■ Task goal:
Find every line below that contains the word "epub" and copy it out.

■ Rows from a dataset:
━━━━━━━━━━━━━━━━━━━━━━━━━━━━━━
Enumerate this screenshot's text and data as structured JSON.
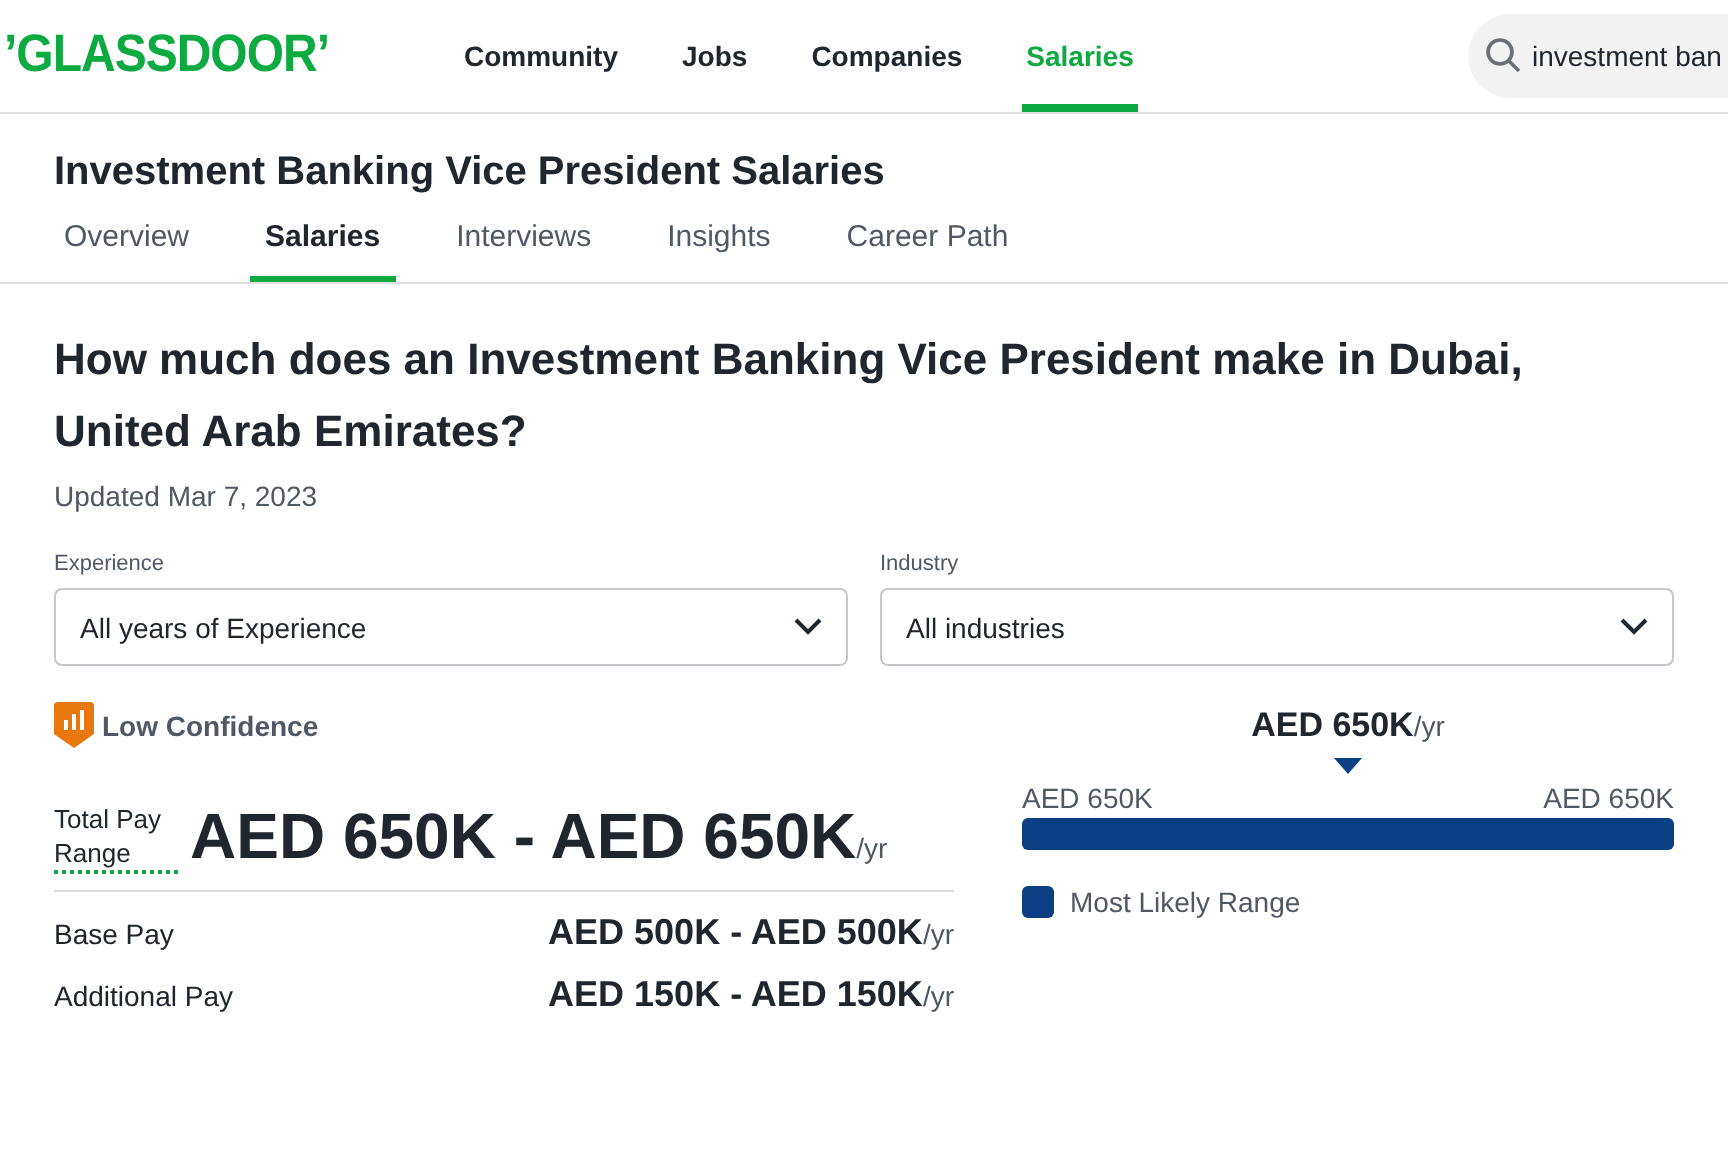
{
  "header": {
    "logo": "’GLASSDOOR’",
    "nav": [
      {
        "label": "Community",
        "selected": false
      },
      {
        "label": "Jobs",
        "selected": false
      },
      {
        "label": "Companies",
        "selected": false
      },
      {
        "label": "Salaries",
        "selected": true
      }
    ],
    "search": {
      "value": "investment ban"
    }
  },
  "page_title": "Investment Banking Vice President Salaries",
  "tabs": [
    {
      "label": "Overview",
      "selected": false
    },
    {
      "label": "Salaries",
      "selected": true
    },
    {
      "label": "Interviews",
      "selected": false
    },
    {
      "label": "Insights",
      "selected": false
    },
    {
      "label": "Career Path",
      "selected": false
    }
  ],
  "question": "How much does an Investment Banking Vice President make in Dubai, United Arab Emirates?",
  "updated": "Updated Mar 7, 2023",
  "filters": [
    {
      "label": "Experience",
      "value": "All years of Experience"
    },
    {
      "label": "Industry",
      "value": "All industries"
    }
  ],
  "confidence": {
    "label": "Low Confidence"
  },
  "total_pay": {
    "label": "Total Pay Range",
    "value": "AED 650K - AED 650K",
    "unit": "/yr"
  },
  "pay_rows": [
    {
      "label": "Base Pay",
      "value": "AED 500K - AED 500K",
      "unit": "/yr"
    },
    {
      "label": "Additional Pay",
      "value": "AED 150K - AED 150K",
      "unit": "/yr"
    }
  ],
  "range_chart": {
    "median": "AED 650K",
    "median_unit": "/yr",
    "min": "AED 650K",
    "max": "AED 650K",
    "legend": "Most Likely Range"
  }
}
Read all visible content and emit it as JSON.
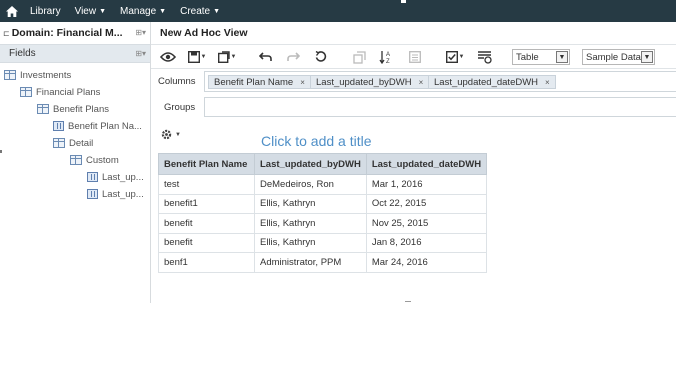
{
  "topnav": {
    "home_icon": "home-icon",
    "menus": [
      {
        "label": "Library",
        "has_caret": false
      },
      {
        "label": "View",
        "has_caret": true
      },
      {
        "label": "Manage",
        "has_caret": true
      },
      {
        "label": "Create",
        "has_caret": true
      }
    ]
  },
  "leftpanel": {
    "domain_title": "Domain: Financial M...",
    "fields_label": "Fields",
    "tree": [
      {
        "label": "Investments",
        "icon": "table-icon"
      },
      {
        "label": "Financial Plans",
        "icon": "table-icon"
      },
      {
        "label": "Benefit Plans",
        "icon": "table-icon"
      },
      {
        "label": "Benefit Plan Na...",
        "icon": "field-icon"
      },
      {
        "label": "Detail",
        "icon": "table-icon"
      },
      {
        "label": "Custom",
        "icon": "table-icon"
      },
      {
        "label": "Last_up...",
        "icon": "field-icon"
      },
      {
        "label": "Last_up...",
        "icon": "field-icon"
      }
    ]
  },
  "main": {
    "view_title": "New Ad Hoc View",
    "toolbar": {
      "icons": [
        "eye-icon",
        "save-icon",
        "export-icon",
        "undo-icon",
        "redo-icon",
        "reset-icon",
        "pivot-icon",
        "sort-icon",
        "query-icon",
        "input-controls-icon",
        "filter-icon"
      ],
      "view_type": "Table",
      "data_mode": "Sample Data"
    },
    "columns_label": "Columns",
    "columns": [
      "Benefit Plan Name",
      "Last_updated_byDWH",
      "Last_updated_dateDWH"
    ],
    "groups_label": "Groups",
    "title_placeholder": "Click to add a title",
    "table": {
      "headers": [
        "Benefit Plan Name",
        "Last_updated_byDWH",
        "Last_updated_dateDWH"
      ],
      "rows": [
        [
          "test",
          "DeMedeiros, Ron",
          "Mar 1, 2016"
        ],
        [
          "benefit1",
          "Ellis, Kathryn",
          "Oct 22, 2015"
        ],
        [
          "benefit",
          "Ellis, Kathryn",
          "Nov 25, 2015"
        ],
        [
          "benefit",
          "Ellis, Kathryn",
          "Jan 8, 2016"
        ],
        [
          "benf1",
          "Administrator, PPM",
          "Mar 24, 2016"
        ]
      ]
    }
  }
}
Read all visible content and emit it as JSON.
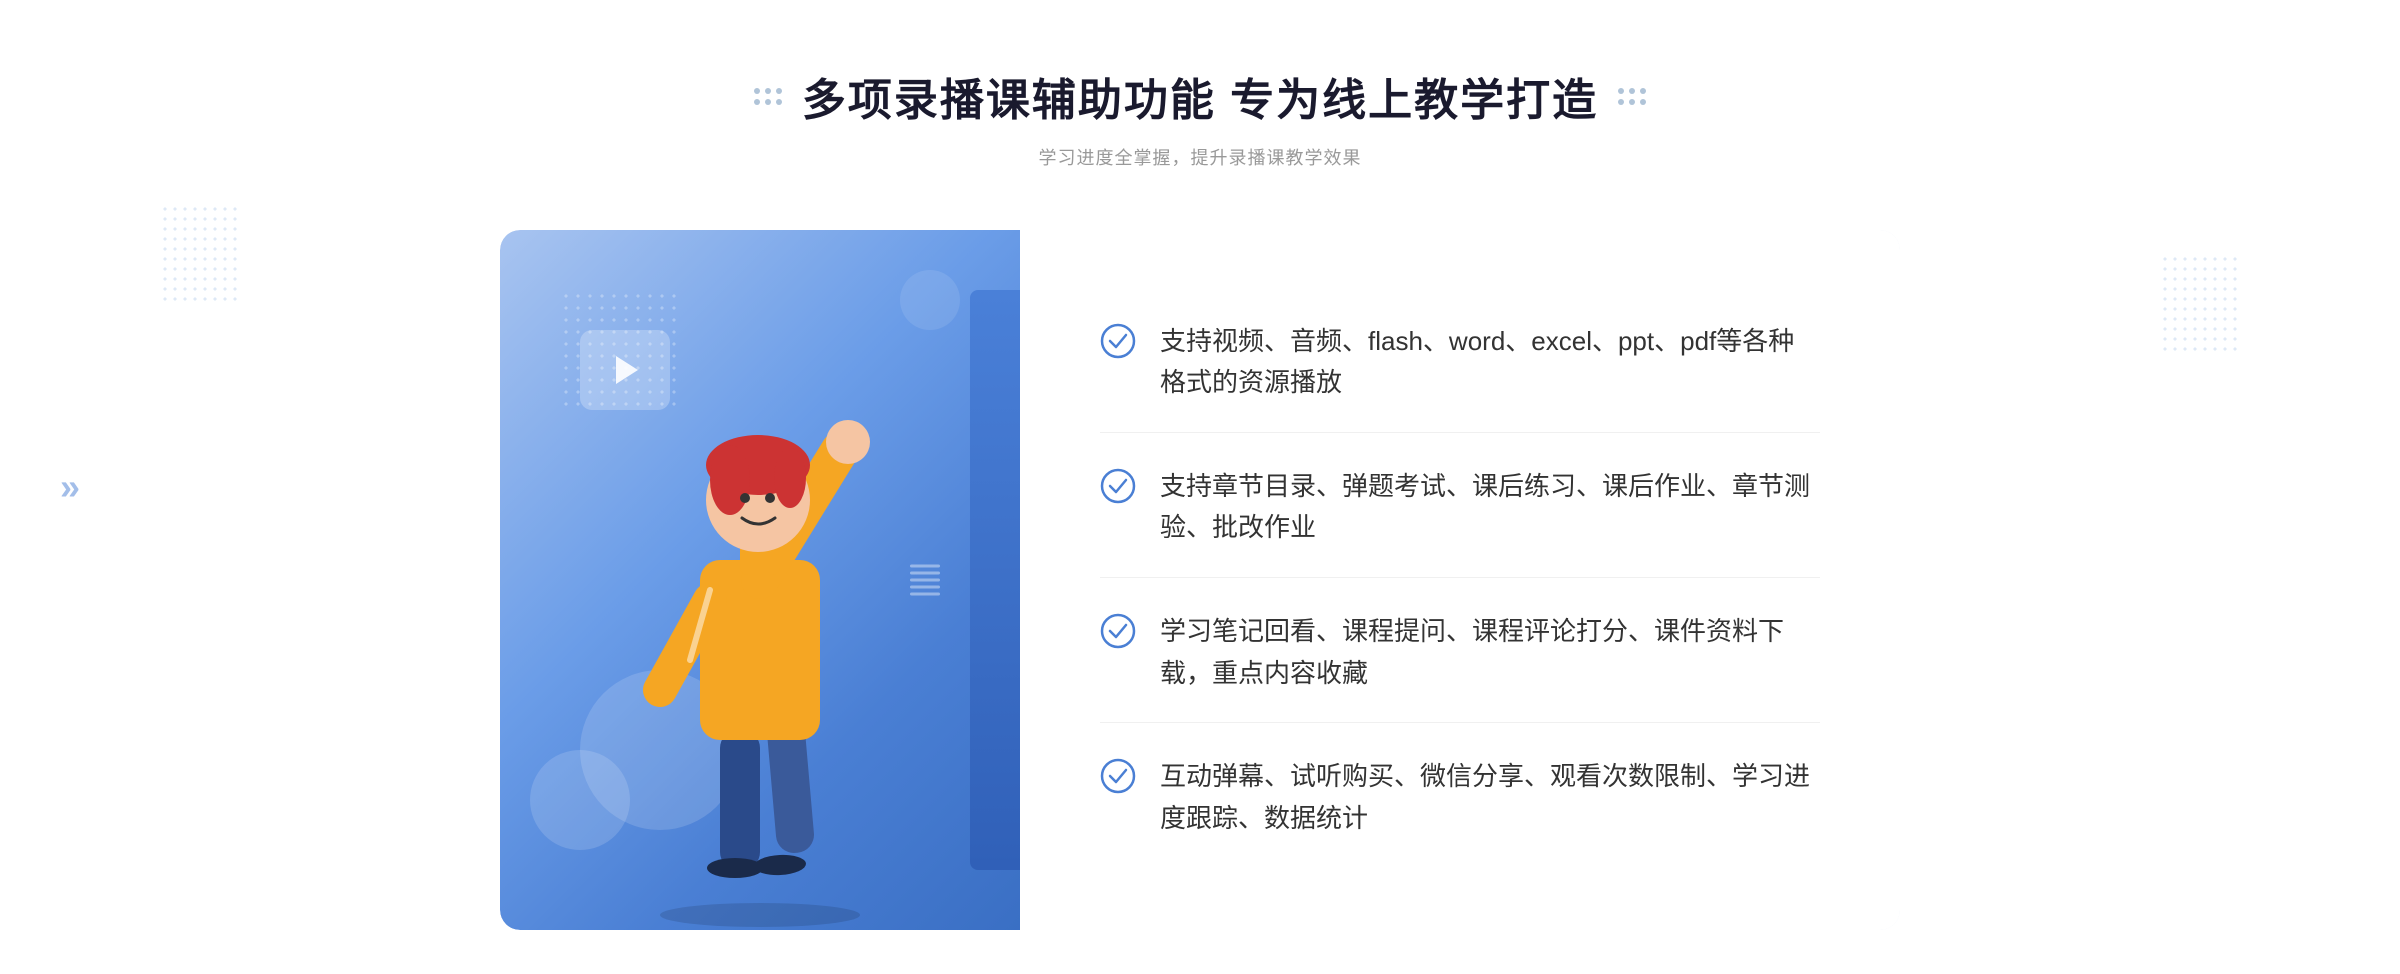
{
  "header": {
    "main_title": "多项录播课辅助功能 专为线上教学打造",
    "subtitle": "学习进度全掌握，提升录播课教学效果"
  },
  "features": [
    {
      "id": 1,
      "text": "支持视频、音频、flash、word、excel、ppt、pdf等各种格式的资源播放"
    },
    {
      "id": 2,
      "text": "支持章节目录、弹题考试、课后练习、课后作业、章节测验、批改作业"
    },
    {
      "id": 3,
      "text": "学习笔记回看、课程提问、课程评论打分、课件资料下载，重点内容收藏"
    },
    {
      "id": 4,
      "text": "互动弹幕、试听购买、微信分享、观看次数限制、学习进度跟踪、数据统计"
    }
  ],
  "icons": {
    "check": "check-circle-icon",
    "chevron_left": "«",
    "play": "play-icon"
  },
  "colors": {
    "primary_blue": "#4a7fd4",
    "light_blue": "#7aaae8",
    "check_color": "#4a7fd4",
    "title_color": "#1a1a2e",
    "subtitle_color": "#999999",
    "text_color": "#333333"
  }
}
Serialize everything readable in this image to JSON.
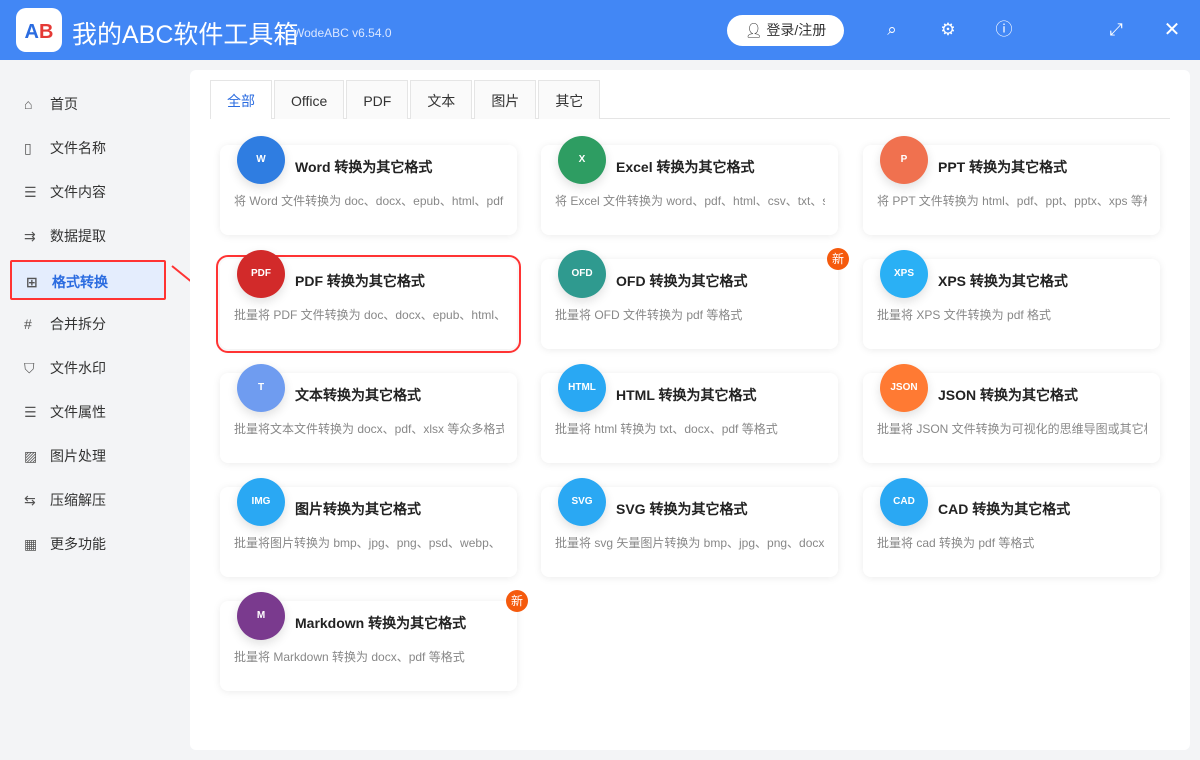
{
  "app": {
    "logo_text": "AB",
    "title": "我的ABC软件工具箱",
    "version": "WodeABC v6.54.0",
    "login": "登录/注册"
  },
  "sidebar": {
    "items": [
      {
        "label": "首页",
        "icon": "⌂"
      },
      {
        "label": "文件名称",
        "icon": "▯"
      },
      {
        "label": "文件内容",
        "icon": "☰"
      },
      {
        "label": "数据提取",
        "icon": "⇉"
      },
      {
        "label": "格式转换",
        "icon": "⊞"
      },
      {
        "label": "合并拆分",
        "icon": "#"
      },
      {
        "label": "文件水印",
        "icon": "⛉"
      },
      {
        "label": "文件属性",
        "icon": "☰"
      },
      {
        "label": "图片处理",
        "icon": "▨"
      },
      {
        "label": "压缩解压",
        "icon": "⇆"
      },
      {
        "label": "更多功能",
        "icon": "▦"
      }
    ]
  },
  "tabs": [
    "全部",
    "Office",
    "PDF",
    "文本",
    "图片",
    "其它"
  ],
  "cards": [
    {
      "title": "Word 转换为其它格式",
      "desc": "将 Word 文件转换为 doc、docx、epub、html、pdf",
      "glyph": "W",
      "color": "#2f7de1"
    },
    {
      "title": "Excel 转换为其它格式",
      "desc": "将 Excel 文件转换为 word、pdf、html、csv、txt、svg",
      "glyph": "X",
      "color": "#2e9d62"
    },
    {
      "title": "PPT 转换为其它格式",
      "desc": "将 PPT 文件转换为 html、pdf、ppt、pptx、xps 等格式",
      "glyph": "P",
      "color": "#f0714f"
    },
    {
      "title": "PDF 转换为其它格式",
      "desc": "批量将 PDF 文件转换为 doc、docx、epub、html、",
      "glyph": "PDF",
      "color": "#d22a2a"
    },
    {
      "title": "OFD 转换为其它格式",
      "desc": "批量将 OFD 文件转换为 pdf 等格式",
      "glyph": "OFD",
      "color": "#2f9a8f",
      "badge": "新"
    },
    {
      "title": "XPS 转换为其它格式",
      "desc": "批量将 XPS 文件转换为 pdf 格式",
      "glyph": "XPS",
      "color": "#2ab0f5"
    },
    {
      "title": "文本转换为其它格式",
      "desc": "批量将文本文件转换为 docx、pdf、xlsx 等众多格式",
      "glyph": "T",
      "color": "#6f9cf0"
    },
    {
      "title": "HTML 转换为其它格式",
      "desc": "批量将 html 转换为 txt、docx、pdf 等格式",
      "glyph": "HTML",
      "color": "#29a8f3"
    },
    {
      "title": "JSON 转换为其它格式",
      "desc": "批量将 JSON 文件转换为可视化的思维导图或其它格式",
      "glyph": "JSON",
      "color": "#ff7a33"
    },
    {
      "title": "图片转换为其它格式",
      "desc": "批量将图片转换为 bmp、jpg、png、psd、webp、",
      "glyph": "IMG",
      "color": "#2aa8f3"
    },
    {
      "title": "SVG 转换为其它格式",
      "desc": "批量将 svg 矢量图片转换为 bmp、jpg、png、docx",
      "glyph": "SVG",
      "color": "#2aa8f3"
    },
    {
      "title": "CAD 转换为其它格式",
      "desc": "批量将 cad 转换为 pdf 等格式",
      "glyph": "CAD",
      "color": "#2aa8f3"
    },
    {
      "title": "Markdown 转换为其它格式",
      "desc": "批量将 Markdown 转换为 docx、pdf 等格式",
      "glyph": "M",
      "color": "#7a3a8e",
      "badge": "新"
    }
  ]
}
━━━━━━━━━━━━━━━━━━━━━━━━━━━━━━
■ Task output:
      "desc": "将 Word 文件转换为 doc、docx、epub、html、pdf",
      "desc": "批量将 PDF 文件转换为 doc、docx、epub、html、",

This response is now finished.